• EXERCISE BRIEF: Place every one of the rows below into a Markdown table with two columns, Number for the row's position and Entry for its line, and leave out any blank lines.

• EXERCISE MATERIAL:
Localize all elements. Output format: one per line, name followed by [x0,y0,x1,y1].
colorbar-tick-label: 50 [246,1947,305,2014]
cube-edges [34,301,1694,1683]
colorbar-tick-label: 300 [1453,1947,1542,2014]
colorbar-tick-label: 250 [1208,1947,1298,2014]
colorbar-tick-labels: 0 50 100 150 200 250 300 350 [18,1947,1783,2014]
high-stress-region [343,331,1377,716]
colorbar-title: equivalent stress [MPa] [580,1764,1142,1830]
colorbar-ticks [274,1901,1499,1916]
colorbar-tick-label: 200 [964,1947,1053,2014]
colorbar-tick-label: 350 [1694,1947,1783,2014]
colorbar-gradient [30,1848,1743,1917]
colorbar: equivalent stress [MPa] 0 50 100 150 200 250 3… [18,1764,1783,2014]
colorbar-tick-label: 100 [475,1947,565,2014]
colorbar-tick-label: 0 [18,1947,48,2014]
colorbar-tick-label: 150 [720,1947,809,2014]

• SOLUTION:
| Number | Entry |
|---|---|
| 1 | Localize all elements. Output format: one per line, name followed by [x0,y0,x1,y1]. |
| 2 | colorbar-tick-label: 50 [246,1947,305,2014] |
| 3 | cube-edges [34,301,1694,1683] |
| 4 | colorbar-tick-label: 300 [1453,1947,1542,2014] |
| 5 | colorbar-tick-label: 250 [1208,1947,1298,2014] |
| 6 | colorbar-tick-labels: 0 50 100 150 200 250 300 350 [18,1947,1783,2014] |
| 7 | high-stress-region [343,331,1377,716] |
| 8 | colorbar-title: equivalent stress [MPa] [580,1764,1142,1830] |
| 9 | colorbar-ticks [274,1901,1499,1916] |
| 10 | colorbar-tick-label: 200 [964,1947,1053,2014] |
| 11 | colorbar-tick-label: 350 [1694,1947,1783,2014] |
| 12 | colorbar-gradient [30,1848,1743,1917] |
| 13 | colorbar: equivalent stress [MPa] 0 50 100 150 200 250 3… [18,1764,1783,2014] |
| 14 | colorbar-tick-label: 100 [475,1947,565,2014] |
| 15 | colorbar-tick-label: 0 [18,1947,48,2014] |
| 16 | colorbar-tick-label: 150 [720,1947,809,2014] |